[Information shown — start]
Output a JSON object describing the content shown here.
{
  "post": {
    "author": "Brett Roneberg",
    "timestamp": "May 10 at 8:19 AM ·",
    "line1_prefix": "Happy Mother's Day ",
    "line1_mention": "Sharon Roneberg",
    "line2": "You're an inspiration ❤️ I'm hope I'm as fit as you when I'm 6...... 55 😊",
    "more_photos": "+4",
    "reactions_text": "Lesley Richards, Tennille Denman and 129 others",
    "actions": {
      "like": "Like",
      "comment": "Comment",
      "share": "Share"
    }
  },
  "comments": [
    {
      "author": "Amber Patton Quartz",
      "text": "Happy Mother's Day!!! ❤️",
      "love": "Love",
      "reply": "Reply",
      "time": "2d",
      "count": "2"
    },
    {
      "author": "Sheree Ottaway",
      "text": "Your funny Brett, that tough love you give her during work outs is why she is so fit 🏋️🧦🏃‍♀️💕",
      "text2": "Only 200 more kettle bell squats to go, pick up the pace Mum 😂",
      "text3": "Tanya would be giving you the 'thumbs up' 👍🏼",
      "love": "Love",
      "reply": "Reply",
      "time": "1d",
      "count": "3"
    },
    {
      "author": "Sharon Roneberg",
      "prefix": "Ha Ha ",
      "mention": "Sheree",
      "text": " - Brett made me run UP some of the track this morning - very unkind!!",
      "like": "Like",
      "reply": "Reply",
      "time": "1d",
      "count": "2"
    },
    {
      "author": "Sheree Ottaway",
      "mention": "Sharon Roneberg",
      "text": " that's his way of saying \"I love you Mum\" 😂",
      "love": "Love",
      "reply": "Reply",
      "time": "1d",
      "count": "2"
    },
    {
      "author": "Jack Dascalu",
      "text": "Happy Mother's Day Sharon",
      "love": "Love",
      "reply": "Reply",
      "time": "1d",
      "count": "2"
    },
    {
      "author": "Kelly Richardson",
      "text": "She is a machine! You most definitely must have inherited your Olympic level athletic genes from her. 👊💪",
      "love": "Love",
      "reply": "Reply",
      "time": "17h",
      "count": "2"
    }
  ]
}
[Information shown — finish]
_Work to complete_
Transcribe the entries above so that nothing in them differs from the original.

_Written response_
Output a JSON object describing the content shown here.
{
  "post": {
    "author": "Brett Roneberg",
    "timestamp": "May 10 at 8:19 AM ·",
    "line1_prefix": "Happy Mother's Day ",
    "line1_mention": "Sharon Roneberg",
    "line2": "You're an inspiration ❤️ I'm hope I'm as fit as you when I'm 6...... 55 😊",
    "more_photos": "+4",
    "reactions_text": "Lesley Richards, Tennille Denman and 129 others",
    "actions": {
      "like": "Like",
      "comment": "Comment",
      "share": "Share"
    }
  },
  "comments": [
    {
      "author": "Amber Patton Quartz",
      "text": "Happy Mother's Day!!! ❤️",
      "love": "Love",
      "reply": "Reply",
      "time": "2d",
      "count": "2"
    },
    {
      "author": "Sheree Ottaway",
      "text": "Your funny Brett, that tough love you give her during work outs is why she is so fit 🏋️🧦🏃‍♀️💕",
      "text2": "Only 200 more kettle bell squats to go, pick up the pace Mum 😂",
      "text3": "Tanya would be giving you the 'thumbs up' 👍🏼",
      "love": "Love",
      "reply": "Reply",
      "time": "1d",
      "count": "3"
    },
    {
      "author": "Sharon Roneberg",
      "prefix": "Ha Ha ",
      "mention": "Sheree",
      "text": " - Brett made me run UP some of the track this morning - very unkind!!",
      "like": "Like",
      "reply": "Reply",
      "time": "1d",
      "count": "2"
    },
    {
      "author": "Sheree Ottaway",
      "mention": "Sharon Roneberg",
      "text": " that's his way of saying \"I love you Mum\" 😂",
      "love": "Love",
      "reply": "Reply",
      "time": "1d",
      "count": "2"
    },
    {
      "author": "Jack Dascalu",
      "text": "Happy Mother's Day Sharon",
      "love": "Love",
      "reply": "Reply",
      "time": "1d",
      "count": "2"
    },
    {
      "author": "Kelly Richardson",
      "text": "She is a machine! You most definitely must have inherited your Olympic level athletic genes from her. 👊💪",
      "love": "Love",
      "reply": "Reply",
      "time": "17h",
      "count": "2"
    }
  ]
}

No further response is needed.